* Start Material *

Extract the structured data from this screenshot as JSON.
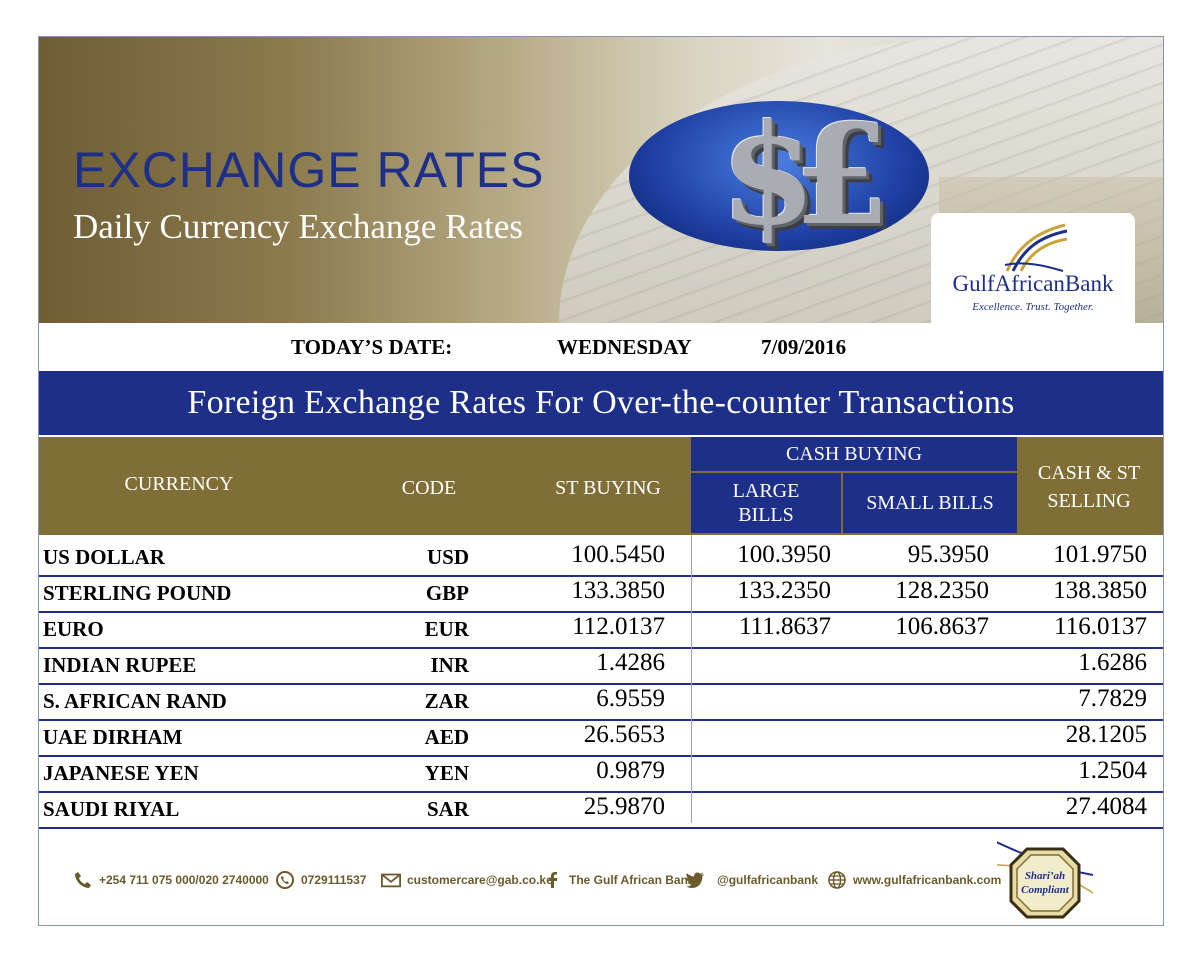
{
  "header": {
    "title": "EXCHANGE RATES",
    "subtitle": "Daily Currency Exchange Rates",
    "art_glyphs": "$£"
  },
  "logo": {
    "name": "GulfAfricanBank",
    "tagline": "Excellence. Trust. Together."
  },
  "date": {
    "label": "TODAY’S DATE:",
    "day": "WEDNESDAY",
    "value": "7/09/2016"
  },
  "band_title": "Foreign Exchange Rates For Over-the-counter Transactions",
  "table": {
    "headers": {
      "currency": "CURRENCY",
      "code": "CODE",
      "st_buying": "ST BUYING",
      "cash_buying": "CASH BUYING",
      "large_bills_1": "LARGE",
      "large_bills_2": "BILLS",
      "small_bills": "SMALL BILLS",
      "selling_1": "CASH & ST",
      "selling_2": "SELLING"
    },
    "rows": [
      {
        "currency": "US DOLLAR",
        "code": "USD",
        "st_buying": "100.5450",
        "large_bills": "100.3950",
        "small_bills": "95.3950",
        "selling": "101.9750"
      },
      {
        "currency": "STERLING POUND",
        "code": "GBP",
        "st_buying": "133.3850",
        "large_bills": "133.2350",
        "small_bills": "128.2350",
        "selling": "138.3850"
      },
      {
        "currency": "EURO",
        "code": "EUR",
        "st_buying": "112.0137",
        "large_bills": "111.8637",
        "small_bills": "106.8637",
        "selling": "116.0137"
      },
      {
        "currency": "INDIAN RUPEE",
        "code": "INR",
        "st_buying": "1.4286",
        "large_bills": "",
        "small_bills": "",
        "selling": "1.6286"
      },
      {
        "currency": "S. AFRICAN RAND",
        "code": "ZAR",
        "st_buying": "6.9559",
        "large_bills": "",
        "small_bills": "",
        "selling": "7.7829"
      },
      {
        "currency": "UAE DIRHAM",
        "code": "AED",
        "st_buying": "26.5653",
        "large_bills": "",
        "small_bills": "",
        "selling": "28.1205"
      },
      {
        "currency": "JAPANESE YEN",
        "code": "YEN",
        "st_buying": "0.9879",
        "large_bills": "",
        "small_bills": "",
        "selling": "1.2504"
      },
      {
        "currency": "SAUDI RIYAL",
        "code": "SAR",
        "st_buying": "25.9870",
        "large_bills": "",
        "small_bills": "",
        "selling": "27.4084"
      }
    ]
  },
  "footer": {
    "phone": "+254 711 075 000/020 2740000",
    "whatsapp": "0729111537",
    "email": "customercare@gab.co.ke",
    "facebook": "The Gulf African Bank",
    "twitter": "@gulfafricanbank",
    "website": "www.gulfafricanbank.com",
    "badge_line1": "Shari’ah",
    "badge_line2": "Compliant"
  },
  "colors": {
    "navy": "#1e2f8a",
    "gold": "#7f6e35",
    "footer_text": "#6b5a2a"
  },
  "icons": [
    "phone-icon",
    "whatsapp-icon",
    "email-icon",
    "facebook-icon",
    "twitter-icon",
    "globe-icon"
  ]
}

* End Material *

Exercise directions:
Lines containing the string "email" should be counted; reply with their number and nothing more.

Worked answer:
2